*What the task asks*
Copy every line that mentions the word "kind".

[Start of Dataset entries]

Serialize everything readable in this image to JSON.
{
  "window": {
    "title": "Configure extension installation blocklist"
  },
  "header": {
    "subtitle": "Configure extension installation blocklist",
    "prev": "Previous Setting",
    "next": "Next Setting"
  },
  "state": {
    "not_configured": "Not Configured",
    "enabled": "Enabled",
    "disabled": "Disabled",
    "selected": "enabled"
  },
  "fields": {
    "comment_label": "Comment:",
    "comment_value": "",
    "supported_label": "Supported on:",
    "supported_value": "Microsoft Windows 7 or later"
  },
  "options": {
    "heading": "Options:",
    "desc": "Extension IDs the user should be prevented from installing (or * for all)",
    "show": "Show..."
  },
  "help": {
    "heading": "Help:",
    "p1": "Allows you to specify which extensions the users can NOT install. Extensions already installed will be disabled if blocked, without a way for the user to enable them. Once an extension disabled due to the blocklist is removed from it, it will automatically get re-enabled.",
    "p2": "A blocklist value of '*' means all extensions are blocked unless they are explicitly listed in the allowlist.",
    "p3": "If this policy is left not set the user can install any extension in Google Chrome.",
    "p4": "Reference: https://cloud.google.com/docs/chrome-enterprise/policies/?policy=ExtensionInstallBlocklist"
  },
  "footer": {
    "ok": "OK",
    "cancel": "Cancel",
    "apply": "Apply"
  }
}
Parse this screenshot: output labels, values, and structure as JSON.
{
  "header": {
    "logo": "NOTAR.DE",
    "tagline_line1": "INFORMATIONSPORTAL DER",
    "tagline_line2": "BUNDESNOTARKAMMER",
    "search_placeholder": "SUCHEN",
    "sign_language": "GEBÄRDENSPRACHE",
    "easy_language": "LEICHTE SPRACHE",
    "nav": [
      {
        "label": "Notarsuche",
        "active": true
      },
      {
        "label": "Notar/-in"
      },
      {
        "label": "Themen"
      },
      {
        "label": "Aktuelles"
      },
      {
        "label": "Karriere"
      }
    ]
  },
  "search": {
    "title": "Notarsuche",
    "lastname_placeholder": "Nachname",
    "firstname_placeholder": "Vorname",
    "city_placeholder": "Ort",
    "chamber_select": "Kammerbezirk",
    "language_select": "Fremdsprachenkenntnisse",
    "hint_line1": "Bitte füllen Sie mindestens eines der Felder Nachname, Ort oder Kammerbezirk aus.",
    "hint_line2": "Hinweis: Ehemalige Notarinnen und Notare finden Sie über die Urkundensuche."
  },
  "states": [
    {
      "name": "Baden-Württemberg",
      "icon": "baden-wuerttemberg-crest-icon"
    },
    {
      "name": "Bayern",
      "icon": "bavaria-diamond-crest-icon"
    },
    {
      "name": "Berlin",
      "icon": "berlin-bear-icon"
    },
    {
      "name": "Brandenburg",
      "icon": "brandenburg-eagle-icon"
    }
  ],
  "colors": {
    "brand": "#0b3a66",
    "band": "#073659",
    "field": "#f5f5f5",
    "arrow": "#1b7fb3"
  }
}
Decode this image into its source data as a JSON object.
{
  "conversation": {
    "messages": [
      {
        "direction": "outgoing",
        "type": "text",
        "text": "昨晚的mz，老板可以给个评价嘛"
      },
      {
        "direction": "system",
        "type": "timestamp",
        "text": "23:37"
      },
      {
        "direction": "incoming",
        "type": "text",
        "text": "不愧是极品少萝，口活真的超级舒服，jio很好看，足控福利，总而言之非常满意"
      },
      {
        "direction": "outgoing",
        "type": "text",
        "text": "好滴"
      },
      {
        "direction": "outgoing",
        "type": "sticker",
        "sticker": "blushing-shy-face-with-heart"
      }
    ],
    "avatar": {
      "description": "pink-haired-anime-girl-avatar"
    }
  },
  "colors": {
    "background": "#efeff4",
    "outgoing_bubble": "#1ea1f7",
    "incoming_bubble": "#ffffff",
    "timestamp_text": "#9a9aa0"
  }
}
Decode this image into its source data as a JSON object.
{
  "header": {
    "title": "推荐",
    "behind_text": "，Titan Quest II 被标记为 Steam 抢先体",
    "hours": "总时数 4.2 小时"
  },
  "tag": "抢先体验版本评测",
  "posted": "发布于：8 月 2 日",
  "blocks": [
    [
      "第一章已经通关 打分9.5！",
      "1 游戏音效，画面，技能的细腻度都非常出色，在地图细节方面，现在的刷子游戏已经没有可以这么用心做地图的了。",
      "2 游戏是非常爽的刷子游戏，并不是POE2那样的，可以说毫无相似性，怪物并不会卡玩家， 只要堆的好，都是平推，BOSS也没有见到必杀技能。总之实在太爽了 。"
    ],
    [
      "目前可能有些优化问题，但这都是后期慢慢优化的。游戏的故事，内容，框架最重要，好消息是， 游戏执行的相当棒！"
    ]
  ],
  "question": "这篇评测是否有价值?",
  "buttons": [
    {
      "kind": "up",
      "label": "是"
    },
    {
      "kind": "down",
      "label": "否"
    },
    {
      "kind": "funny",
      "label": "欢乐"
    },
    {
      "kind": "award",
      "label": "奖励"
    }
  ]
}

[End of Dataset entries]

*Worked answer*
      "kind": "up",
      "kind": "down",
      "kind": "funny",
      "kind": "award",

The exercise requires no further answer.